● Written request: Drop every picture and give the entries back exactly.
## Start Information shown
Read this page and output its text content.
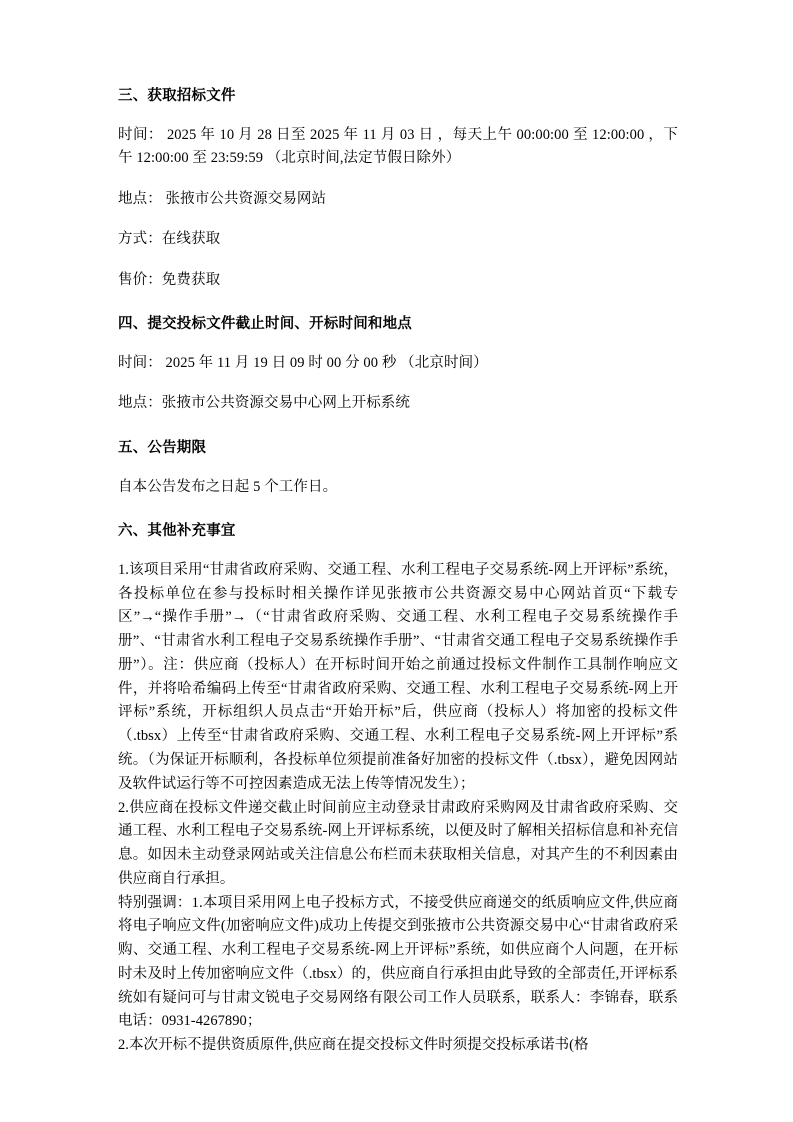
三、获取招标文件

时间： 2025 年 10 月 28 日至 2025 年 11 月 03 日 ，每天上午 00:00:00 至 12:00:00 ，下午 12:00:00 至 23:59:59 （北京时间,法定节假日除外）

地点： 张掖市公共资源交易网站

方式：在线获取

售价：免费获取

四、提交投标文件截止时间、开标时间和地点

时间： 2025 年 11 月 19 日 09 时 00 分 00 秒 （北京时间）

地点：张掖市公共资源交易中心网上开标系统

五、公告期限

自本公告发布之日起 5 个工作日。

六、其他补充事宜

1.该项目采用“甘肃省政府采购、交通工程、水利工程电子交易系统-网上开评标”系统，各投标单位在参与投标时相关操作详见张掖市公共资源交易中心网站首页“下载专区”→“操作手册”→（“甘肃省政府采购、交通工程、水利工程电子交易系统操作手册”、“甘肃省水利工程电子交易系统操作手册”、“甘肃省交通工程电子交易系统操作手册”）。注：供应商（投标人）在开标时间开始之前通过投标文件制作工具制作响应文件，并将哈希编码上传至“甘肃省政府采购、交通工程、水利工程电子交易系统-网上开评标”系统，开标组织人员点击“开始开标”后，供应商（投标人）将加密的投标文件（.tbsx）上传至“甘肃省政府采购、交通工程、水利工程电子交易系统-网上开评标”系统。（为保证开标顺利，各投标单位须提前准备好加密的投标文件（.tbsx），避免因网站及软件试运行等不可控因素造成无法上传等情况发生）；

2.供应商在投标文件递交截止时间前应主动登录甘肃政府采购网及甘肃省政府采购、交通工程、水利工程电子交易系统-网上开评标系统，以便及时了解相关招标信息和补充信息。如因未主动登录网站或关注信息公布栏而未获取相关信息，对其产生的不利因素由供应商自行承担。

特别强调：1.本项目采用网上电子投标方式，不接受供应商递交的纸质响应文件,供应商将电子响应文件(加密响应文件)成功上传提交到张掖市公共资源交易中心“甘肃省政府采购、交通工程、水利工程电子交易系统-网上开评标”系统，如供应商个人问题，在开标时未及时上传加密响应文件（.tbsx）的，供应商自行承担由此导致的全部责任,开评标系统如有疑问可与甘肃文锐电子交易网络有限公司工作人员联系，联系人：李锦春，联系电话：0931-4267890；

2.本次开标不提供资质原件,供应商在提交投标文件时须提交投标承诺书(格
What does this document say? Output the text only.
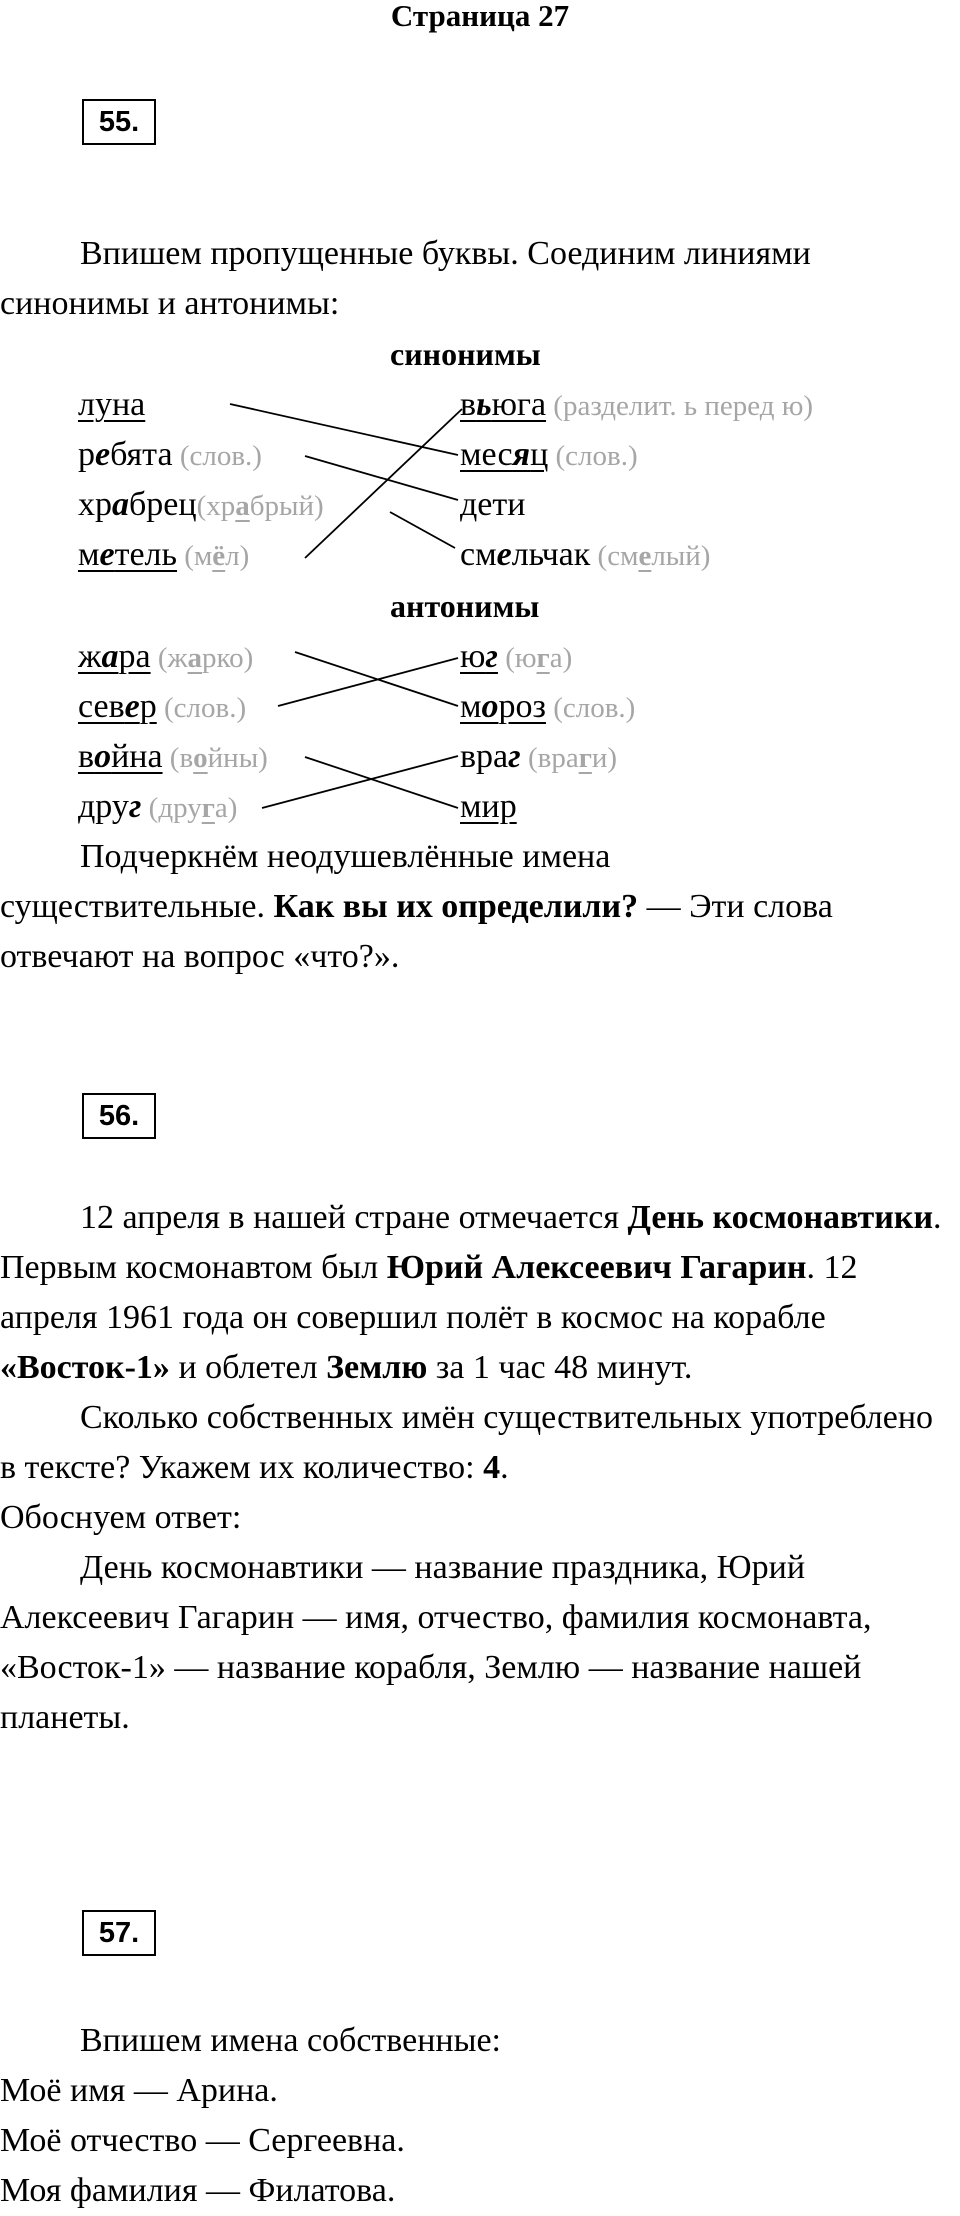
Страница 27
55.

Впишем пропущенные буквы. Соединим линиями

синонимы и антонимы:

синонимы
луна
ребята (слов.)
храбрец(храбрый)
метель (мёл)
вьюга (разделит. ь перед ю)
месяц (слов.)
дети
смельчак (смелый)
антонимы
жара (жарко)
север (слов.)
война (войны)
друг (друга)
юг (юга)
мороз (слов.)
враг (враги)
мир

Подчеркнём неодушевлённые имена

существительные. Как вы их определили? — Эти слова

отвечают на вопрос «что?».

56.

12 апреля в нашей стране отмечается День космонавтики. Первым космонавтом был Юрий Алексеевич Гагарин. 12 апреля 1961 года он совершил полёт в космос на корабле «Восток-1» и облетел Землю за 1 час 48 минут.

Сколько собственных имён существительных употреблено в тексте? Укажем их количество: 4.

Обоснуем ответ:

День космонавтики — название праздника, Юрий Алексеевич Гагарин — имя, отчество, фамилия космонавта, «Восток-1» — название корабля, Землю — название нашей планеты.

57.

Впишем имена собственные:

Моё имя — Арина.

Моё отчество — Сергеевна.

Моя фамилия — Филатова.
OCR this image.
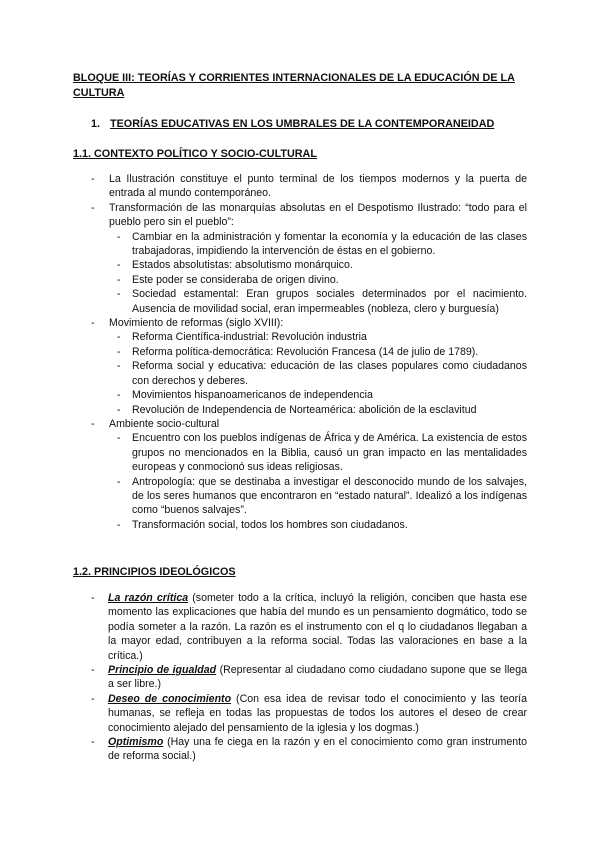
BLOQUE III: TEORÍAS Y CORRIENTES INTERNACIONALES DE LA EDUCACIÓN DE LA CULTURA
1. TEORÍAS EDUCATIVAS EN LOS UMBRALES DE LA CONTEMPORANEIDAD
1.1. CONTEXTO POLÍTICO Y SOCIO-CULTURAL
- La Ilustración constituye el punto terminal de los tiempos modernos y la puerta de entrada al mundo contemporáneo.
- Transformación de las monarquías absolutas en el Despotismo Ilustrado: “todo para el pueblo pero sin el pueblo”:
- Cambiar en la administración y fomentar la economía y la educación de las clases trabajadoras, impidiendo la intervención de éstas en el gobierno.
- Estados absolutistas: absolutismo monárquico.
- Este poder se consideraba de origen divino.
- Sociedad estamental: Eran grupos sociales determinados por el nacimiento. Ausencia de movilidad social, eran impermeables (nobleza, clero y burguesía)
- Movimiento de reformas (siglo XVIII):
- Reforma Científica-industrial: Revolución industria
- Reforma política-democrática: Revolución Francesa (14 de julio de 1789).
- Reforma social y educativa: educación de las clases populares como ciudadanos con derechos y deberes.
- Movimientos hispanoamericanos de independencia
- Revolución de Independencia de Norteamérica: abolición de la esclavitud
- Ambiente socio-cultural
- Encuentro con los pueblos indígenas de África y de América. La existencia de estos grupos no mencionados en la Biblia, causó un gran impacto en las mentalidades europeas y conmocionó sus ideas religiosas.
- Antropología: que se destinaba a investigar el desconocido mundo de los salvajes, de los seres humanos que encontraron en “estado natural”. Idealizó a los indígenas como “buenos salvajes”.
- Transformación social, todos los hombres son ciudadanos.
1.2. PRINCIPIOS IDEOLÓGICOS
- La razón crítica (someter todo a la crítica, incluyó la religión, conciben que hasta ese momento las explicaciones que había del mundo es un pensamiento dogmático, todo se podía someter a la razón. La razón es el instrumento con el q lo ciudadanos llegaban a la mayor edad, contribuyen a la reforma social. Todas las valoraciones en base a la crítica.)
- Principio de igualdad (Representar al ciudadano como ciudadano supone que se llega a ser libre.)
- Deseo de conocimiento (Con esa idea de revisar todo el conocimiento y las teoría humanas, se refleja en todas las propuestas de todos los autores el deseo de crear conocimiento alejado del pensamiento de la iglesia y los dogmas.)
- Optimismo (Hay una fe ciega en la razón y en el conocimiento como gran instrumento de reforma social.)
## End Information shown
● Problem solution:
Read this page and output its text content.
三、获取招标文件

时间： 2025 年 10 月 28 日至 2025 年 11 月 03 日 ，每天上午 00:00:00 至 12:00:00 ，下午 12:00:00 至 23:59:59 （北京时间,法定节假日除外）

地点： 张掖市公共资源交易网站

方式：在线获取

售价：免费获取

四、提交投标文件截止时间、开标时间和地点

时间： 2025 年 11 月 19 日 09 时 00 分 00 秒 （北京时间）

地点：张掖市公共资源交易中心网上开标系统

五、公告期限

自本公告发布之日起 5 个工作日。

六、其他补充事宜

1.该项目采用“甘肃省政府采购、交通工程、水利工程电子交易系统-网上开评标”系统，各投标单位在参与投标时相关操作详见张掖市公共资源交易中心网站首页“下载专区”→“操作手册”→（“甘肃省政府采购、交通工程、水利工程电子交易系统操作手册”、“甘肃省水利工程电子交易系统操作手册”、“甘肃省交通工程电子交易系统操作手册”）。注：供应商（投标人）在开标时间开始之前通过投标文件制作工具制作响应文件，并将哈希编码上传至“甘肃省政府采购、交通工程、水利工程电子交易系统-网上开评标”系统，开标组织人员点击“开始开标”后，供应商（投标人）将加密的投标文件（.tbsx）上传至“甘肃省政府采购、交通工程、水利工程电子交易系统-网上开评标”系统。（为保证开标顺利，各投标单位须提前准备好加密的投标文件（.tbsx），避免因网站及软件试运行等不可控因素造成无法上传等情况发生）；

2.供应商在投标文件递交截止时间前应主动登录甘肃政府采购网及甘肃省政府采购、交通工程、水利工程电子交易系统-网上开评标系统，以便及时了解相关招标信息和补充信息。如因未主动登录网站或关注信息公布栏而未获取相关信息，对其产生的不利因素由供应商自行承担。

特别强调：1.本项目采用网上电子投标方式，不接受供应商递交的纸质响应文件,供应商将电子响应文件(加密响应文件)成功上传提交到张掖市公共资源交易中心“甘肃省政府采购、交通工程、水利工程电子交易系统-网上开评标”系统，如供应商个人问题，在开标时未及时上传加密响应文件（.tbsx）的，供应商自行承担由此导致的全部责任,开评标系统如有疑问可与甘肃文锐电子交易网络有限公司工作人员联系，联系人：李锦春，联系电话：0931-4267890；

2.本次开标不提供资质原件,供应商在提交投标文件时须提交投标承诺书(格
What does this document say? Output the text only.
Страница 27
55.

Впишем пропущенные буквы. Соединим линиями

синонимы и антонимы:

синонимы
луна
ребята (слов.)
храбрец(храбрый)
метель (мёл)
вьюга (разделит. ь перед ю)
месяц (слов.)
дети
смельчак (смелый)
антонимы
жара (жарко)
север (слов.)
война (войны)
друг (друга)
юг (юга)
мороз (слов.)
враг (враги)
мир

Подчеркнём неодушевлённые имена

существительные. Как вы их определили? — Эти слова

отвечают на вопрос «что?».

56.

12 апреля в нашей стране отмечается День космонавтики. Первым космонавтом был Юрий Алексеевич Гагарин. 12 апреля 1961 года он совершил полёт в космос на корабле «Восток-1» и облетел Землю за 1 час 48 минут.

Сколько собственных имён существительных употреблено в тексте? Укажем их количество: 4.

Обоснуем ответ:

День космонавтики — название праздника, Юрий Алексеевич Гагарин — имя, отчество, фамилия космонавта, «Восток-1» — название корабля, Землю — название нашей планеты.

57.

Впишем имена собственные:

Моё имя — Арина.

Моё отчество — Сергеевна.

Моя фамилия — Филатова.
OCR this image.
BLOQUE III: TEORÍAS Y CORRIENTES INTERNACIONALES DE LA EDUCACIÓN DE LA CULTURA
1. TEORÍAS EDUCATIVAS EN LOS UMBRALES DE LA CONTEMPORANEIDAD
1.1. CONTEXTO POLÍTICO Y SOCIO-CULTURAL
- La Ilustración constituye el punto terminal de los tiempos modernos y la puerta de entrada al mundo contemporáneo.
- Transformación de las monarquías absolutas en el Despotismo Ilustrado: “todo para el pueblo pero sin el pueblo”:
- Cambiar en la administración y fomentar la economía y la educación de las clases trabajadoras, impidiendo la intervención de éstas en el gobierno.
- Estados absolutistas: absolutismo monárquico.
- Este poder se consideraba de origen divino.
- Sociedad estamental: Eran grupos sociales determinados por el nacimiento. Ausencia de movilidad social, eran impermeables (nobleza, clero y burguesía)
- Movimiento de reformas (siglo XVIII):
- Reforma Científica-industrial: Revolución industria
- Reforma política-democrática: Revolución Francesa (14 de julio de 1789).
- Reforma social y educativa: educación de las clases populares como ciudadanos con derechos y deberes.
- Movimientos hispanoamericanos de independencia
- Revolución de Independencia de Norteamérica: abolición de la esclavitud
- Ambiente socio-cultural
- Encuentro con los pueblos indígenas de África y de América. La existencia de estos grupos no mencionados en la Biblia, causó un gran impacto en las mentalidades europeas y conmocionó sus ideas religiosas.
- Antropología: que se destinaba a investigar el desconocido mundo de los salvajes, de los seres humanos que encontraron en “estado natural”. Idealizó a los indígenas como “buenos salvajes”.
- Transformación social, todos los hombres son ciudadanos.
1.2. PRINCIPIOS IDEOLÓGICOS
- La razón crítica (someter todo a la crítica, incluyó la religión, conciben que hasta ese momento las explicaciones que había del mundo es un pensamiento dogmático, todo se podía someter a la razón. La razón es el instrumento con el q lo ciudadanos llegaban a la mayor edad, contribuyen a la reforma social. Todas las valoraciones en base a la crítica.)
- Principio de igualdad (Representar al ciudadano como ciudadano supone que se llega a ser libre.)
- Deseo de conocimiento (Con esa idea de revisar todo el conocimiento y las teoría humanas, se refleja en todas las propuestas de todos los autores el deseo de crear conocimiento alejado del pensamiento de la iglesia y los dogmas.)
- Optimismo (Hay una fe ciega en la razón y en el conocimiento como gran instrumento de reforma social.)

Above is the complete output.